## Work to be completed
Write out all of the entries exactly as given.

Start of Material provided

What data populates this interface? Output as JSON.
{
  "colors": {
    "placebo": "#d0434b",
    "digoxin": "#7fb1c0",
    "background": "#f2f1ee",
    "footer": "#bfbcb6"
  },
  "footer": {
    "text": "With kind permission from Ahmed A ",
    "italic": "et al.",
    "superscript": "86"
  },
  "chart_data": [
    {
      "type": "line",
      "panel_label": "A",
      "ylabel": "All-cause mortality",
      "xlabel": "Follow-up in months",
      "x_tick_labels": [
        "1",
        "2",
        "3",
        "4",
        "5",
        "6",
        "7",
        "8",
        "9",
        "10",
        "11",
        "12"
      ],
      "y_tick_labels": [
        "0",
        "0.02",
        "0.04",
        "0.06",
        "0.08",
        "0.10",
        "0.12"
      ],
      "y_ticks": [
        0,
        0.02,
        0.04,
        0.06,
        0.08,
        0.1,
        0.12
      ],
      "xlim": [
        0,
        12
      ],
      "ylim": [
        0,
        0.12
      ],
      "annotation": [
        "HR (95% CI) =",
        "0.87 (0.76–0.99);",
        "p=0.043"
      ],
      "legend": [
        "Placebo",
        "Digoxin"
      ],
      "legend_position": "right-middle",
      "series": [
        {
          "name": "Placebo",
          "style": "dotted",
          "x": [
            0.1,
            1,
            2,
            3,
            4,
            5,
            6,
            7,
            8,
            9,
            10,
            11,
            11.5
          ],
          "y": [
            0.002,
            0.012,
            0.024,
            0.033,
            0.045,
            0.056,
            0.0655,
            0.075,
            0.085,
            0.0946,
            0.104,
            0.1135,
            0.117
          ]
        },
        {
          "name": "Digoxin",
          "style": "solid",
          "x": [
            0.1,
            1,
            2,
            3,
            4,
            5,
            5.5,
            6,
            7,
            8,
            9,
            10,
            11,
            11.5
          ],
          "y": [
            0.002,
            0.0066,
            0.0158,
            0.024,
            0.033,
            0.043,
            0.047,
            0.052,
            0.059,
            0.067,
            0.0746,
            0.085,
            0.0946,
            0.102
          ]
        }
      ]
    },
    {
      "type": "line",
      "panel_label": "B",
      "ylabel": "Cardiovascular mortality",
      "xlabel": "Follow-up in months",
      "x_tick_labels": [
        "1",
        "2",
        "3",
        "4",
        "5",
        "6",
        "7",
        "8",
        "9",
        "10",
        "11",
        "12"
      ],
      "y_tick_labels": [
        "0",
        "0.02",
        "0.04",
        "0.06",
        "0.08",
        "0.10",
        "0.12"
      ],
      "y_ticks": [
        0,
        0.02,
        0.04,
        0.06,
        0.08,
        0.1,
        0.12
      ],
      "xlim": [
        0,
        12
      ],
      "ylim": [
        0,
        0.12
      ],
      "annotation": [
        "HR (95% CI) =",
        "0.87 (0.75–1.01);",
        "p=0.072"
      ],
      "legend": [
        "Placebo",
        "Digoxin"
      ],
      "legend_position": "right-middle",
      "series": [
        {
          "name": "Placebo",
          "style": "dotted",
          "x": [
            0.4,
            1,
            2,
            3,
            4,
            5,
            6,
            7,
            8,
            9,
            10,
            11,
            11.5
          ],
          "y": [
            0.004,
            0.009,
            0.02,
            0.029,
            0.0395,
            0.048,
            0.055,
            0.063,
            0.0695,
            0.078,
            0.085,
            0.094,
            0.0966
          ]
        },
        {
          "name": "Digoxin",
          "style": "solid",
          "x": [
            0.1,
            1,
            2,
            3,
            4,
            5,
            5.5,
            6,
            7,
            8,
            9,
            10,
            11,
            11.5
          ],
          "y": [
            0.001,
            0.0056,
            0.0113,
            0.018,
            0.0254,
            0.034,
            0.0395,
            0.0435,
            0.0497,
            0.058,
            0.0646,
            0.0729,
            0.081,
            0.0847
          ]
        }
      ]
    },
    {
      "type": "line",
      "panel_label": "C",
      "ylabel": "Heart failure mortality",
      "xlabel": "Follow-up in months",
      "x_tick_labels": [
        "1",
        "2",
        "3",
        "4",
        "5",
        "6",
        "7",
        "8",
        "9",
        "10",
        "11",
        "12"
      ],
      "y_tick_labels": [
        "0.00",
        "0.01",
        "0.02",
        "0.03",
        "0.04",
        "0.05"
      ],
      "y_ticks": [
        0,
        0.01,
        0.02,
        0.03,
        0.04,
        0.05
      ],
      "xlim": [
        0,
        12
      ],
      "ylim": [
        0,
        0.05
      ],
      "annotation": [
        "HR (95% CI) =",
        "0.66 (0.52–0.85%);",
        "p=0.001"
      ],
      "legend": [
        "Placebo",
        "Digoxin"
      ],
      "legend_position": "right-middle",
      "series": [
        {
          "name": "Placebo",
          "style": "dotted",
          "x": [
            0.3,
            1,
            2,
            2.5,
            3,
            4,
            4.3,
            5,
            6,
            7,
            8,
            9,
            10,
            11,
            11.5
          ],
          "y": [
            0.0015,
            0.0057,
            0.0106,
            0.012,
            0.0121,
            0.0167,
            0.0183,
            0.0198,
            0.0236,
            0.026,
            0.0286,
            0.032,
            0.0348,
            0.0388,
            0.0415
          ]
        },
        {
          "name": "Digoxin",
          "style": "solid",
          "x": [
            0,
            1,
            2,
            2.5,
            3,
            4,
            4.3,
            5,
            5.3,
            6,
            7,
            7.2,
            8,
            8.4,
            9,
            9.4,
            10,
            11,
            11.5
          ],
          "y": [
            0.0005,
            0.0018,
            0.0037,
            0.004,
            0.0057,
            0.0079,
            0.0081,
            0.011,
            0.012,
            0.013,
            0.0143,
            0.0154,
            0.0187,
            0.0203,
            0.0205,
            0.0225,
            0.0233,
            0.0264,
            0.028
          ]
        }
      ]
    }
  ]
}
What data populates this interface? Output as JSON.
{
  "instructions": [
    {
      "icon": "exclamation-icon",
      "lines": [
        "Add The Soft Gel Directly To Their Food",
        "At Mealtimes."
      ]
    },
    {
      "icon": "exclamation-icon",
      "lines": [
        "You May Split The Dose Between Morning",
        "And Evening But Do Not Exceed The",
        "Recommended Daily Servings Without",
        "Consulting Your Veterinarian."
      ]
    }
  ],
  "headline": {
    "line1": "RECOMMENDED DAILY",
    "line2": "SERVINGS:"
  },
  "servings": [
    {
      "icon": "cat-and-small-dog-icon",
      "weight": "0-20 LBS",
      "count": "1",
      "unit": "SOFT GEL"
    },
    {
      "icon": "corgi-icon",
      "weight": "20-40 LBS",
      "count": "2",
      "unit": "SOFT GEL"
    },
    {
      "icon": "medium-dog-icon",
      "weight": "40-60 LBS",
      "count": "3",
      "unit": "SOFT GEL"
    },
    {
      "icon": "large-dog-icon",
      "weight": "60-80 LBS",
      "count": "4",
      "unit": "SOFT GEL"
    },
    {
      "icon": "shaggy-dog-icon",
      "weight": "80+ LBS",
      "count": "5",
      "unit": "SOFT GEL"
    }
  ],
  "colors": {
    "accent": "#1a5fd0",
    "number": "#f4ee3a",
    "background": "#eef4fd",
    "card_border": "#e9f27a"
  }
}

End of Material provided

## Complete response
What data populates this interface? Output as JSON.
{
  "colors": {
    "placebo": "#d0434b",
    "digoxin": "#7fb1c0",
    "background": "#f2f1ee",
    "footer": "#bfbcb6"
  },
  "footer": {
    "text": "With kind permission from Ahmed A ",
    "italic": "et al.",
    "superscript": "86"
  },
  "chart_data": [
    {
      "type": "line",
      "panel_label": "A",
      "ylabel": "All-cause mortality",
      "xlabel": "Follow-up in months",
      "x_tick_labels": [
        "1",
        "2",
        "3",
        "4",
        "5",
        "6",
        "7",
        "8",
        "9",
        "10",
        "11",
        "12"
      ],
      "y_tick_labels": [
        "0",
        "0.02",
        "0.04",
        "0.06",
        "0.08",
        "0.10",
        "0.12"
      ],
      "y_ticks": [
        0,
        0.02,
        0.04,
        0.06,
        0.08,
        0.1,
        0.12
      ],
      "xlim": [
        0,
        12
      ],
      "ylim": [
        0,
        0.12
      ],
      "annotation": [
        "HR (95% CI) =",
        "0.87 (0.76–0.99);",
        "p=0.043"
      ],
      "legend": [
        "Placebo",
        "Digoxin"
      ],
      "legend_position": "right-middle",
      "series": [
        {
          "name": "Placebo",
          "style": "dotted",
          "x": [
            0.1,
            1,
            2,
            3,
            4,
            5,
            6,
            7,
            8,
            9,
            10,
            11,
            11.5
          ],
          "y": [
            0.002,
            0.012,
            0.024,
            0.033,
            0.045,
            0.056,
            0.0655,
            0.075,
            0.085,
            0.0946,
            0.104,
            0.1135,
            0.117
          ]
        },
        {
          "name": "Digoxin",
          "style": "solid",
          "x": [
            0.1,
            1,
            2,
            3,
            4,
            5,
            5.5,
            6,
            7,
            8,
            9,
            10,
            11,
            11.5
          ],
          "y": [
            0.002,
            0.0066,
            0.0158,
            0.024,
            0.033,
            0.043,
            0.047,
            0.052,
            0.059,
            0.067,
            0.0746,
            0.085,
            0.0946,
            0.102
          ]
        }
      ]
    },
    {
      "type": "line",
      "panel_label": "B",
      "ylabel": "Cardiovascular mortality",
      "xlabel": "Follow-up in months",
      "x_tick_labels": [
        "1",
        "2",
        "3",
        "4",
        "5",
        "6",
        "7",
        "8",
        "9",
        "10",
        "11",
        "12"
      ],
      "y_tick_labels": [
        "0",
        "0.02",
        "0.04",
        "0.06",
        "0.08",
        "0.10",
        "0.12"
      ],
      "y_ticks": [
        0,
        0.02,
        0.04,
        0.06,
        0.08,
        0.1,
        0.12
      ],
      "xlim": [
        0,
        12
      ],
      "ylim": [
        0,
        0.12
      ],
      "annotation": [
        "HR (95% CI) =",
        "0.87 (0.75–1.01);",
        "p=0.072"
      ],
      "legend": [
        "Placebo",
        "Digoxin"
      ],
      "legend_position": "right-middle",
      "series": [
        {
          "name": "Placebo",
          "style": "dotted",
          "x": [
            0.4,
            1,
            2,
            3,
            4,
            5,
            6,
            7,
            8,
            9,
            10,
            11,
            11.5
          ],
          "y": [
            0.004,
            0.009,
            0.02,
            0.029,
            0.0395,
            0.048,
            0.055,
            0.063,
            0.0695,
            0.078,
            0.085,
            0.094,
            0.0966
          ]
        },
        {
          "name": "Digoxin",
          "style": "solid",
          "x": [
            0.1,
            1,
            2,
            3,
            4,
            5,
            5.5,
            6,
            7,
            8,
            9,
            10,
            11,
            11.5
          ],
          "y": [
            0.001,
            0.0056,
            0.0113,
            0.018,
            0.0254,
            0.034,
            0.0395,
            0.0435,
            0.0497,
            0.058,
            0.0646,
            0.0729,
            0.081,
            0.0847
          ]
        }
      ]
    },
    {
      "type": "line",
      "panel_label": "C",
      "ylabel": "Heart failure mortality",
      "xlabel": "Follow-up in months",
      "x_tick_labels": [
        "1",
        "2",
        "3",
        "4",
        "5",
        "6",
        "7",
        "8",
        "9",
        "10",
        "11",
        "12"
      ],
      "y_tick_labels": [
        "0.00",
        "0.01",
        "0.02",
        "0.03",
        "0.04",
        "0.05"
      ],
      "y_ticks": [
        0,
        0.01,
        0.02,
        0.03,
        0.04,
        0.05
      ],
      "xlim": [
        0,
        12
      ],
      "ylim": [
        0,
        0.05
      ],
      "annotation": [
        "HR (95% CI) =",
        "0.66 (0.52–0.85%);",
        "p=0.001"
      ],
      "legend": [
        "Placebo",
        "Digoxin"
      ],
      "legend_position": "right-middle",
      "series": [
        {
          "name": "Placebo",
          "style": "dotted",
          "x": [
            0.3,
            1,
            2,
            2.5,
            3,
            4,
            4.3,
            5,
            6,
            7,
            8,
            9,
            10,
            11,
            11.5
          ],
          "y": [
            0.0015,
            0.0057,
            0.0106,
            0.012,
            0.0121,
            0.0167,
            0.0183,
            0.0198,
            0.0236,
            0.026,
            0.0286,
            0.032,
            0.0348,
            0.0388,
            0.0415
          ]
        },
        {
          "name": "Digoxin",
          "style": "solid",
          "x": [
            0,
            1,
            2,
            2.5,
            3,
            4,
            4.3,
            5,
            5.3,
            6,
            7,
            7.2,
            8,
            8.4,
            9,
            9.4,
            10,
            11,
            11.5
          ],
          "y": [
            0.0005,
            0.0018,
            0.0037,
            0.004,
            0.0057,
            0.0079,
            0.0081,
            0.011,
            0.012,
            0.013,
            0.0143,
            0.0154,
            0.0187,
            0.0203,
            0.0205,
            0.0225,
            0.0233,
            0.0264,
            0.028
          ]
        }
      ]
    }
  ]
}
What data populates this interface? Output as JSON.
{
  "instructions": [
    {
      "icon": "exclamation-icon",
      "lines": [
        "Add The Soft Gel Directly To Their Food",
        "At Mealtimes."
      ]
    },
    {
      "icon": "exclamation-icon",
      "lines": [
        "You May Split The Dose Between Morning",
        "And Evening But Do Not Exceed The",
        "Recommended Daily Servings Without",
        "Consulting Your Veterinarian."
      ]
    }
  ],
  "headline": {
    "line1": "RECOMMENDED DAILY",
    "line2": "SERVINGS:"
  },
  "servings": [
    {
      "icon": "cat-and-small-dog-icon",
      "weight": "0-20 LBS",
      "count": "1",
      "unit": "SOFT GEL"
    },
    {
      "icon": "corgi-icon",
      "weight": "20-40 LBS",
      "count": "2",
      "unit": "SOFT GEL"
    },
    {
      "icon": "medium-dog-icon",
      "weight": "40-60 LBS",
      "count": "3",
      "unit": "SOFT GEL"
    },
    {
      "icon": "large-dog-icon",
      "weight": "60-80 LBS",
      "count": "4",
      "unit": "SOFT GEL"
    },
    {
      "icon": "shaggy-dog-icon",
      "weight": "80+ LBS",
      "count": "5",
      "unit": "SOFT GEL"
    }
  ],
  "colors": {
    "accent": "#1a5fd0",
    "number": "#f4ee3a",
    "background": "#eef4fd",
    "card_border": "#e9f27a"
  }
}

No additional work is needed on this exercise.